_Exercise details:_ Consider the data that follows and state how many lines contain the string "light", using the number alone.

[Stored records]
----------
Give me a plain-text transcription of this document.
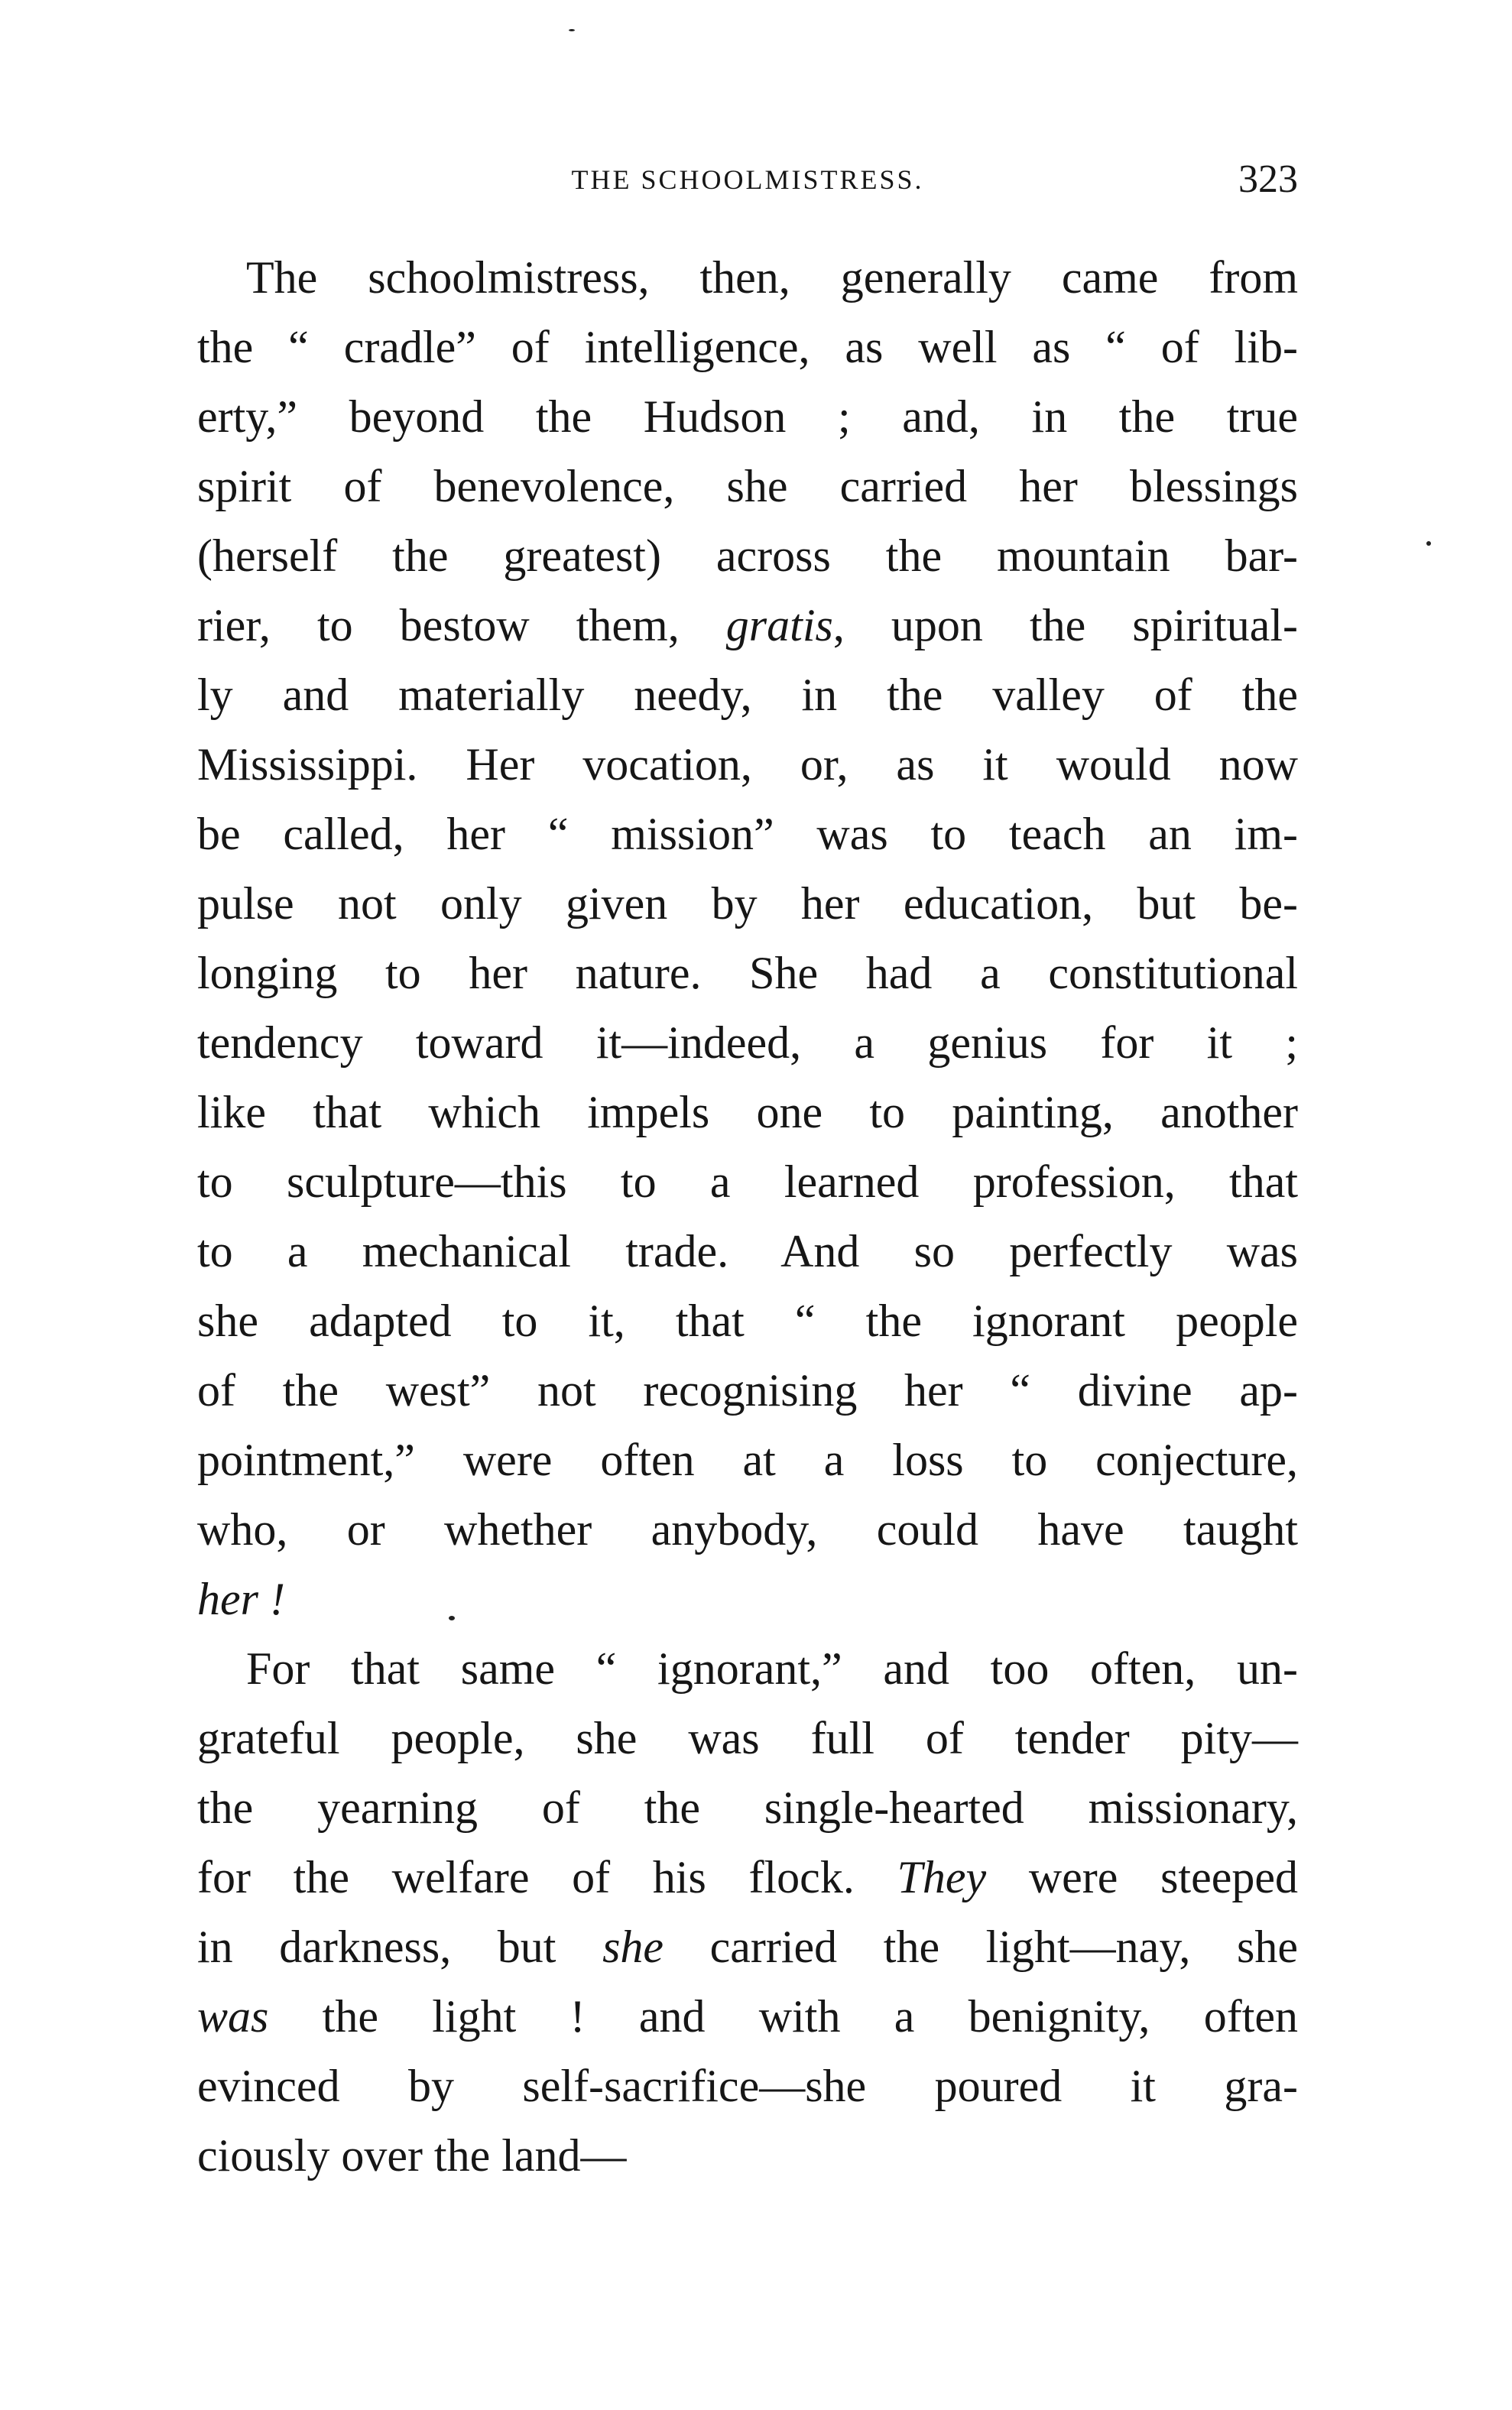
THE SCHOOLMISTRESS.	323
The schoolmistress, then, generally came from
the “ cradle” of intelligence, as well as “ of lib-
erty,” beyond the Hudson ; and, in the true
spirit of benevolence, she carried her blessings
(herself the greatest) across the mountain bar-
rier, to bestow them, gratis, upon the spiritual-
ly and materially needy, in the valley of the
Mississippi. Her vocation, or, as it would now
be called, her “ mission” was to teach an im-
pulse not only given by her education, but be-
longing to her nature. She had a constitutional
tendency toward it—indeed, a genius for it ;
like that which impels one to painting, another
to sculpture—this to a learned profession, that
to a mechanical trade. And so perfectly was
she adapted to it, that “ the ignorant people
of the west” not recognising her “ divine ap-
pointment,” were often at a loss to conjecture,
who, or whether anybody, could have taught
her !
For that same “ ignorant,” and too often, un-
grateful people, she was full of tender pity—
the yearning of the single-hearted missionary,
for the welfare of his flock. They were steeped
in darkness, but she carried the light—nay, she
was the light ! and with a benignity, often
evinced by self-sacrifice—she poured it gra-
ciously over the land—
----------
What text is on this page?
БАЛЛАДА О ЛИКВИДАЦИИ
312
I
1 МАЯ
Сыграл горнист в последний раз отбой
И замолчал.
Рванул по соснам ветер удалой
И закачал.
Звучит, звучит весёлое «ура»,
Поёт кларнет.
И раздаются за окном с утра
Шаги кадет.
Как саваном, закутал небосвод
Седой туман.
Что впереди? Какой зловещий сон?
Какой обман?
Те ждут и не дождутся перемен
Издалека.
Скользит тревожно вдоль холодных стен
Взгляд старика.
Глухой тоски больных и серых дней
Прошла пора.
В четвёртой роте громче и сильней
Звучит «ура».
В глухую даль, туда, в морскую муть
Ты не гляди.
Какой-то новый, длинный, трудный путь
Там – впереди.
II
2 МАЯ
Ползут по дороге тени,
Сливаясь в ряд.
----------
_Expected output:_ 2